- [Exercise input]:
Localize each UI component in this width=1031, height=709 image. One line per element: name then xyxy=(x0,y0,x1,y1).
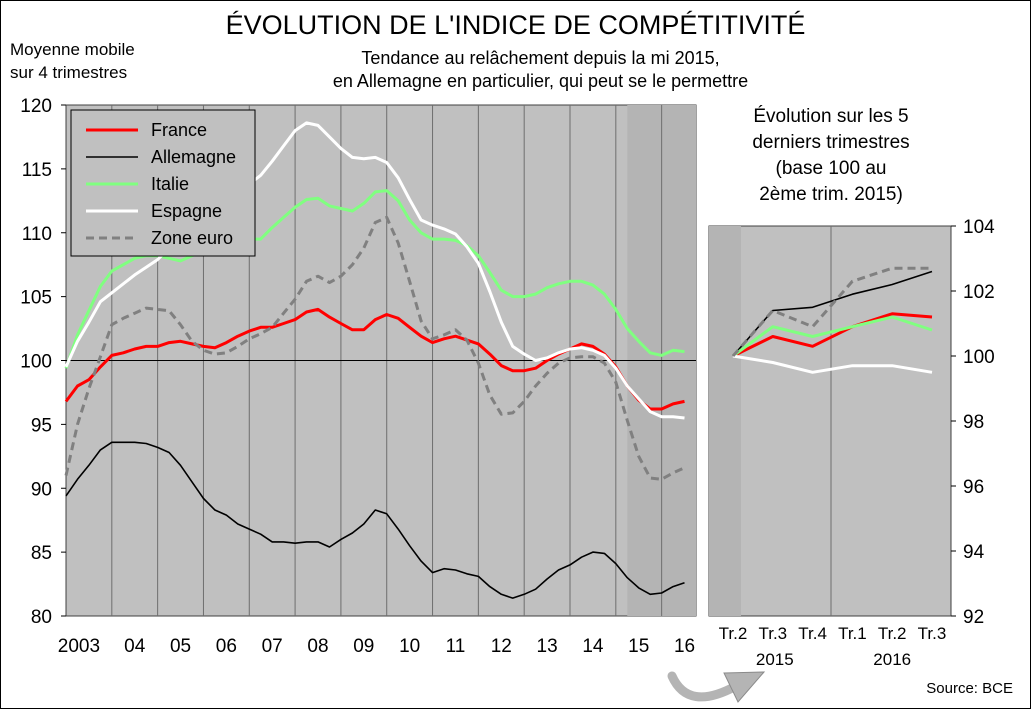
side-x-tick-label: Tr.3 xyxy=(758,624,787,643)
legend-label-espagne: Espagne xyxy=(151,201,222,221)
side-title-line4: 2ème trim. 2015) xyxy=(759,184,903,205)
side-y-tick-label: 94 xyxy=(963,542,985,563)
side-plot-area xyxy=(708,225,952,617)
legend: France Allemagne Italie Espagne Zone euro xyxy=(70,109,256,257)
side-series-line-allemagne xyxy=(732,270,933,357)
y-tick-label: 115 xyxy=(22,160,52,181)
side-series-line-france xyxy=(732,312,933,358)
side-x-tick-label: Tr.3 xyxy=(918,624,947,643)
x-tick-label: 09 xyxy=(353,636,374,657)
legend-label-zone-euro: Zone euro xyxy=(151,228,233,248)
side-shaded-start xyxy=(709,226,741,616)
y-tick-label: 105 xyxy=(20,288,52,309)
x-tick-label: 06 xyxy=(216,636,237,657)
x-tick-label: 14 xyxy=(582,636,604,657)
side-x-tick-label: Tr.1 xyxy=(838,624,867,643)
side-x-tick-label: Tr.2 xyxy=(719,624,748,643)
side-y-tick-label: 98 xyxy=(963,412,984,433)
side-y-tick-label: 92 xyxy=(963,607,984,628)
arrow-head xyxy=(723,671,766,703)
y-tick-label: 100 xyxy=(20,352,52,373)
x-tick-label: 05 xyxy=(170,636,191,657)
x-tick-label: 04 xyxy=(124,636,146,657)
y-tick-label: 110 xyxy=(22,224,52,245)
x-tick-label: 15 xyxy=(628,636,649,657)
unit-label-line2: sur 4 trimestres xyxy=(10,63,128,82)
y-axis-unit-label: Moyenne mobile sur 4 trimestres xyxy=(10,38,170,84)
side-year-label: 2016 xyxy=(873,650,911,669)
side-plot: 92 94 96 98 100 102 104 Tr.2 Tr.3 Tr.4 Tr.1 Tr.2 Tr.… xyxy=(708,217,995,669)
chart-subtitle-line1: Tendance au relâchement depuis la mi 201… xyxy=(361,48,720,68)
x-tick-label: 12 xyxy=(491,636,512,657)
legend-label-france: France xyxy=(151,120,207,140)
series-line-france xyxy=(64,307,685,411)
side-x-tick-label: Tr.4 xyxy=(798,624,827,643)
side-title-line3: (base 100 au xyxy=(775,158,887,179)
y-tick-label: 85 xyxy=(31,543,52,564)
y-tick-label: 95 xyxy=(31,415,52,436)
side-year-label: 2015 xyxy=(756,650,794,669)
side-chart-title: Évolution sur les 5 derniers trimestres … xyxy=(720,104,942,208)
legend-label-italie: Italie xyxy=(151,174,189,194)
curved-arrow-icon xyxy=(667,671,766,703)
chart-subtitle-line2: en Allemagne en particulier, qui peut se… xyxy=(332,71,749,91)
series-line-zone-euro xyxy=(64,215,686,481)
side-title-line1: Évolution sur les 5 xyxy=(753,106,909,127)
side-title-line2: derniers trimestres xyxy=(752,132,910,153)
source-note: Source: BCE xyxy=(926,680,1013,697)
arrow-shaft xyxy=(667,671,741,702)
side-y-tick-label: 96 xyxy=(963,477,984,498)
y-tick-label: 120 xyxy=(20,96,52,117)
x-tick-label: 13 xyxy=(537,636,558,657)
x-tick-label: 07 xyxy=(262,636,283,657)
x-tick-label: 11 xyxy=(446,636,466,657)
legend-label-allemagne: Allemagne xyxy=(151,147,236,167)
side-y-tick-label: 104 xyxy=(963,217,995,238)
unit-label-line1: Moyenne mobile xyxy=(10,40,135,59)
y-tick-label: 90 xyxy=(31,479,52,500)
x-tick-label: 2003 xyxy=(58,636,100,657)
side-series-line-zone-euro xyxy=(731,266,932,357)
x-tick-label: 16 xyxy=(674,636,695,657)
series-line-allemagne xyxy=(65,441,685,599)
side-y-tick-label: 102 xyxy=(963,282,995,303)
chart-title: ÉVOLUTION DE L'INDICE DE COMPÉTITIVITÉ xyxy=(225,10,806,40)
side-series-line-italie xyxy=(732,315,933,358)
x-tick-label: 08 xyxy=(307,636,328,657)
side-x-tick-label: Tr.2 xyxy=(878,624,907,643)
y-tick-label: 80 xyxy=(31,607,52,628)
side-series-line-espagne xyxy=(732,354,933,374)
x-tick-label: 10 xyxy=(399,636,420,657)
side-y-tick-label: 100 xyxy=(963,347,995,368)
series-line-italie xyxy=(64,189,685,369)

- [Short task]: Can you print, word for word, the lines of the records between the line containing "side-x-tick-label: Tr.3 xyxy=(758,624,787,643)" and the line containing "side-x-tick-label: Tr.1 xyxy=(838,624,867,643)", inclusive, and nothing else?

- [Answer for the task]:
side-x-tick-label: Tr.3 xyxy=(758,624,787,643)
legend-label-espagne: Espagne xyxy=(151,201,222,221)
side-title-line4: 2ème trim. 2015) xyxy=(759,184,903,205)
side-y-tick-label: 94 xyxy=(963,542,985,563)
side-plot-area xyxy=(708,225,952,617)
legend: France Allemagne Italie Espagne Zone euro xyxy=(70,109,256,257)
side-series-line-allemagne xyxy=(732,270,933,357)
y-tick-label: 115 xyxy=(22,160,52,181)
side-series-line-france xyxy=(732,312,933,358)
side-x-tick-label: Tr.3 xyxy=(918,624,947,643)
x-tick-label: 09 xyxy=(353,636,374,657)
legend-label-zone-euro: Zone euro xyxy=(151,228,233,248)
side-shaded-start xyxy=(709,226,741,616)
y-tick-label: 105 xyxy=(20,288,52,309)
x-tick-label: 06 xyxy=(216,636,237,657)
x-tick-label: 14 xyxy=(582,636,604,657)
side-x-tick-label: Tr.1 xyxy=(838,624,867,643)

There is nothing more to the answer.